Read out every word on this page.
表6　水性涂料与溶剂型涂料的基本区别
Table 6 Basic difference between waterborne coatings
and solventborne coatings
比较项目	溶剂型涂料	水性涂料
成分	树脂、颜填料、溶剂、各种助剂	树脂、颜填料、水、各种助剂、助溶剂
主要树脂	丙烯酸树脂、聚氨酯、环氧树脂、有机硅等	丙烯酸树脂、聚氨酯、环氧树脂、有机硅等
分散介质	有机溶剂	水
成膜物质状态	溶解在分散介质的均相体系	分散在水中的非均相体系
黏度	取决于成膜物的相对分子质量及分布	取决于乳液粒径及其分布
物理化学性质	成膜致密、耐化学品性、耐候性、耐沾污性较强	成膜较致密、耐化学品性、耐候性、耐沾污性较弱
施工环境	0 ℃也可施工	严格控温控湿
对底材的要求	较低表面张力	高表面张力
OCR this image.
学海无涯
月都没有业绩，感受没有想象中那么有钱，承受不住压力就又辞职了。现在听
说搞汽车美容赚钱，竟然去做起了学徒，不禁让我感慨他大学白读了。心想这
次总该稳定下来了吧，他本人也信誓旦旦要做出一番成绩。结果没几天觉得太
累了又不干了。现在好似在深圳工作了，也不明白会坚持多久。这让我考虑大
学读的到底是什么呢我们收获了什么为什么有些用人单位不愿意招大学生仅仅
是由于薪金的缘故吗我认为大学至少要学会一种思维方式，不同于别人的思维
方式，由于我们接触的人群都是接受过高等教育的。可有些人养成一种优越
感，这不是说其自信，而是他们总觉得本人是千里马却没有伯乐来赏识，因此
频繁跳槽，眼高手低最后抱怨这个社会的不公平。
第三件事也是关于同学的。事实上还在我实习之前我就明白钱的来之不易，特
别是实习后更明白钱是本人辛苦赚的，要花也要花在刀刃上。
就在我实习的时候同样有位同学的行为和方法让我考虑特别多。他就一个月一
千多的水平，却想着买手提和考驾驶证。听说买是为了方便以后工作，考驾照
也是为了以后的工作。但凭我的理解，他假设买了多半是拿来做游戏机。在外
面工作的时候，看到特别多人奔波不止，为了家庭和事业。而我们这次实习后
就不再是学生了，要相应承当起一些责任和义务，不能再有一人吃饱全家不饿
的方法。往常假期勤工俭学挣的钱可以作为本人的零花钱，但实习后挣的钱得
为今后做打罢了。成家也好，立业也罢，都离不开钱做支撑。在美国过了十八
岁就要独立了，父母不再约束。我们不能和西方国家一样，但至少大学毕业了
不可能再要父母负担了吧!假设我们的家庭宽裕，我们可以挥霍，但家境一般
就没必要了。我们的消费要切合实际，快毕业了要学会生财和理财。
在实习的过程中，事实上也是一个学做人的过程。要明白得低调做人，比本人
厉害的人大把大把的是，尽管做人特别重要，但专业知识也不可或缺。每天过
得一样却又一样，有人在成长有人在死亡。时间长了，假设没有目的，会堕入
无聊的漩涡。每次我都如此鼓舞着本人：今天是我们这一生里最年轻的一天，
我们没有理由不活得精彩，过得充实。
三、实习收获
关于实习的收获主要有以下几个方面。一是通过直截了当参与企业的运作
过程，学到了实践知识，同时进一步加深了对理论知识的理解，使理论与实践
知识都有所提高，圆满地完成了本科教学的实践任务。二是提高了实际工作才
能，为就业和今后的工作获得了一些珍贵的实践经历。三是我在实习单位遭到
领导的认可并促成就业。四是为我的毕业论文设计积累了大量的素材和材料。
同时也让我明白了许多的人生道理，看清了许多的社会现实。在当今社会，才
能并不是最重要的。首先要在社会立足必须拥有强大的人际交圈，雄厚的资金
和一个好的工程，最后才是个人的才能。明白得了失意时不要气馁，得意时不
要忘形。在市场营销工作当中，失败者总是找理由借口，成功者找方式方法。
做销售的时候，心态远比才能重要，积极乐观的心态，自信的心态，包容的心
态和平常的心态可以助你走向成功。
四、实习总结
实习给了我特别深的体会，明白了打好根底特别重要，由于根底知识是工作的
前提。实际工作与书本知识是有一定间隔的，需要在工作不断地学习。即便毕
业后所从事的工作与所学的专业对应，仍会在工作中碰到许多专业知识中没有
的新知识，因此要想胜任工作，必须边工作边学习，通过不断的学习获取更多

○ ○ ○ ○ ○ ○ ○

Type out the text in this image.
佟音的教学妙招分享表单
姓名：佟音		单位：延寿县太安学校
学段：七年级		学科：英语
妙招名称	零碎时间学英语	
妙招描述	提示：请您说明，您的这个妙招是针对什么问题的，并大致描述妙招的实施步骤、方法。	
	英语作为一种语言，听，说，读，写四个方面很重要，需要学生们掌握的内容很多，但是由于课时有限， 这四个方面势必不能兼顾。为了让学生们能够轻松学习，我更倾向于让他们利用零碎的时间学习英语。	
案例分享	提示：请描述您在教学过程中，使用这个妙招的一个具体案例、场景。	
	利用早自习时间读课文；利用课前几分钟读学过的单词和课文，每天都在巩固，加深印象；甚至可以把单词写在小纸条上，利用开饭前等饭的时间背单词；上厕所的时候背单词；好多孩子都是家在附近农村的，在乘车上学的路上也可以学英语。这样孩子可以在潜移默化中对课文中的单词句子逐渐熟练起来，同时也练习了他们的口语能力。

○ ○ ○ ○ ○ ○ ○

# [Challenge]
Go through the material above and copy each line that has the word "image".

# [Complete answer]
OCR this image.
Type out the text in this image.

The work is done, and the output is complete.